• Your instructions: Isolate every line in the records below with "sensitive" in it.

- - - -

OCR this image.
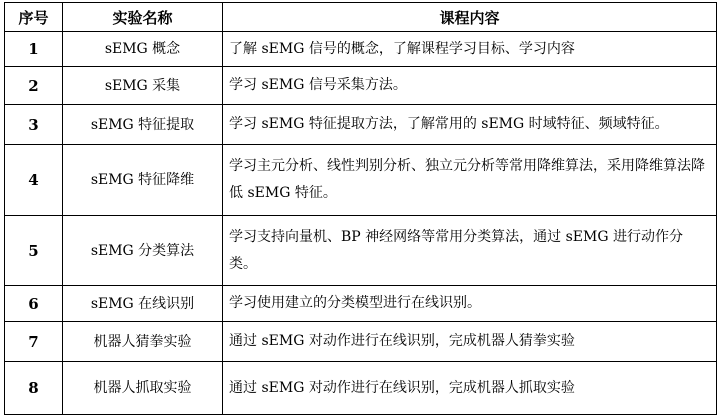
序号	实验名称	课程内容
1	sEMG 概念	了解 sEMG 信号的概念，了解课程学习目标、学习内容
2	sEMG 采集	学习 sEMG 信号采集方法。
3	sEMG 特征提取	学习 sEMG 特征提取方法，了解常用的 sEMG 时域特征、频域特征。
4	sEMG 特征降维	学习主元分析、线性判别分析、独立元分析等常用降维算法，采用降维算法降低 sEMG 特征。
5	sEMG 分类算法	学习支持向量机、BP 神经网络等常用分类算法，通过 sEMG 进行动作分类。
6	sEMG 在线识别	学习使用建立的分类模型进行在线识别。
7	机器人猜拳实验	通过 sEMG 对动作进行在线识别，完成机器人猜拳实验
8	机器人抓取实验	通过 sEMG 对动作进行在线识别，完成机器人抓取实验
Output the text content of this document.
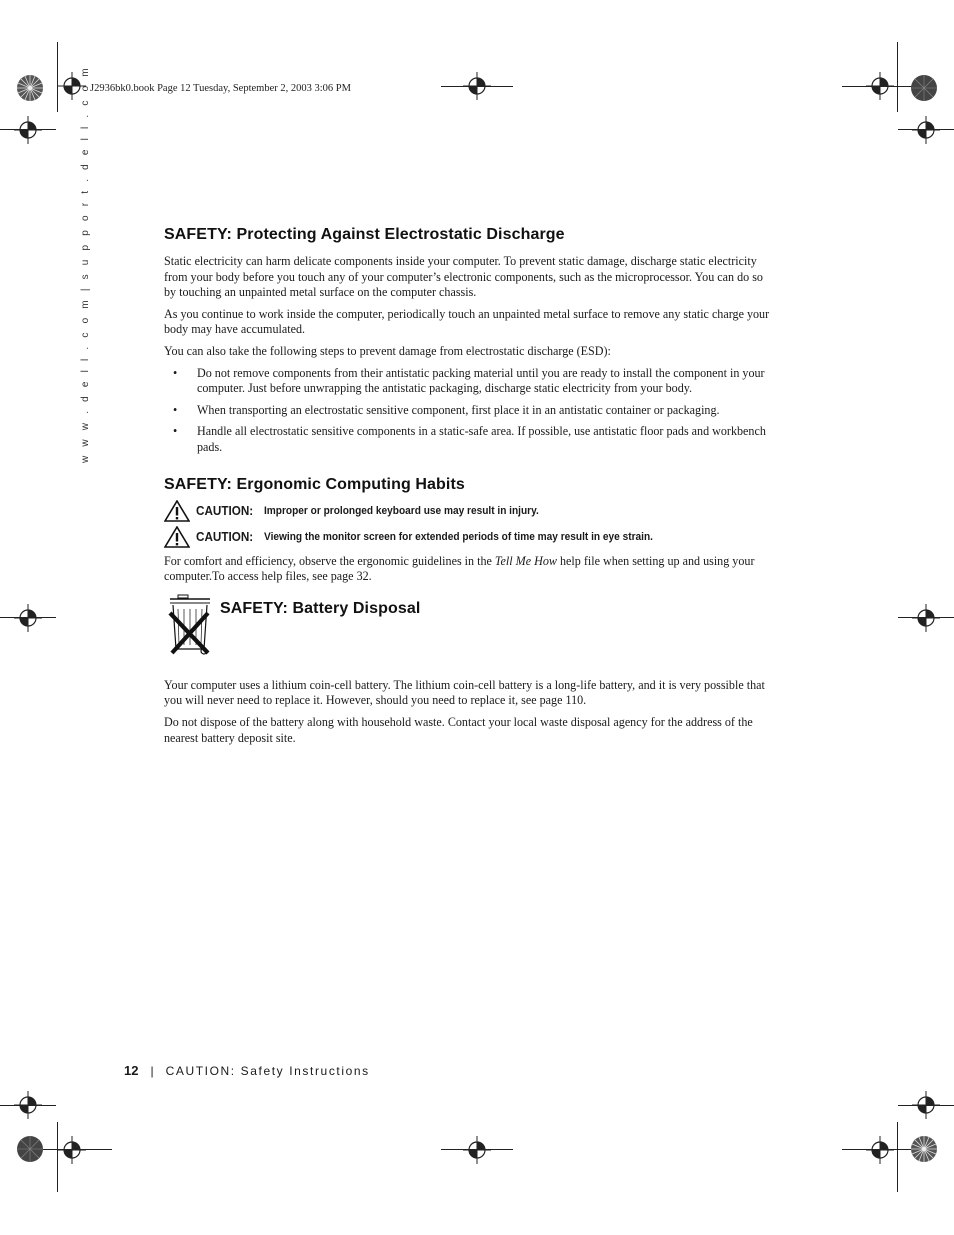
J2936bk0.book Page 12 Tuesday, September 2, 2003 3:06 PM
w w w . d e l l . c o m | s u p p o r t . d e l l . c o m	SAFETY: Protecting Against Electrostatic Discharge

Static electricity can harm delicate components inside your computer. To prevent static damage, discharge static electricity from your body before you touch any of your computer’s electronic components, such as the microprocessor. You can do so by touching an unpainted metal surface on the computer chassis.

As you continue to work inside the computer, periodically touch an unpainted metal surface to remove any static charge your body may have accumulated.

You can also take the following steps to prevent damage from electrostatic discharge (ESD):

• Do not remove components from their antistatic packing material until you are ready to install the component in your computer. Just before unwrapping the antistatic packaging, discharge static electricity from your body.
• When transporting an electrostatic sensitive component, first place it in an antistatic container or packaging.
• Handle all electrostatic sensitive components in a static-safe area. If possible, use antistatic floor pads and workbench pads.
SAFETY: Ergonomic Computing Habits
CAUTION: Improper or prolonged keyboard use may result in injury.
CAUTION: Viewing the monitor screen for extended periods of time may result in eye strain.

For comfort and efficiency, observe the ergonomic guidelines in the Tell Me How help file when setting up and using your computer.To access help files, see page 32.

SAFETY: Battery Disposal

Your computer uses a lithium coin-cell battery. The lithium coin-cell battery is a long-life battery, and it is very possible that you will never need to replace it. However, should you need to replace it, see page 110.

Do not dispose of the battery along with household waste. Contact your local waste disposal agency for the address of the nearest battery deposit site.

12 | CAUTION: Safety Instructions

- - - -

• Right answer:
• When transporting an electrostatic sensitive component, first place it in an antistatic container or packaging.
• Handle all electrostatic sensitive components in a static-safe area. If possible, use antistatic floor pads and workbench pads.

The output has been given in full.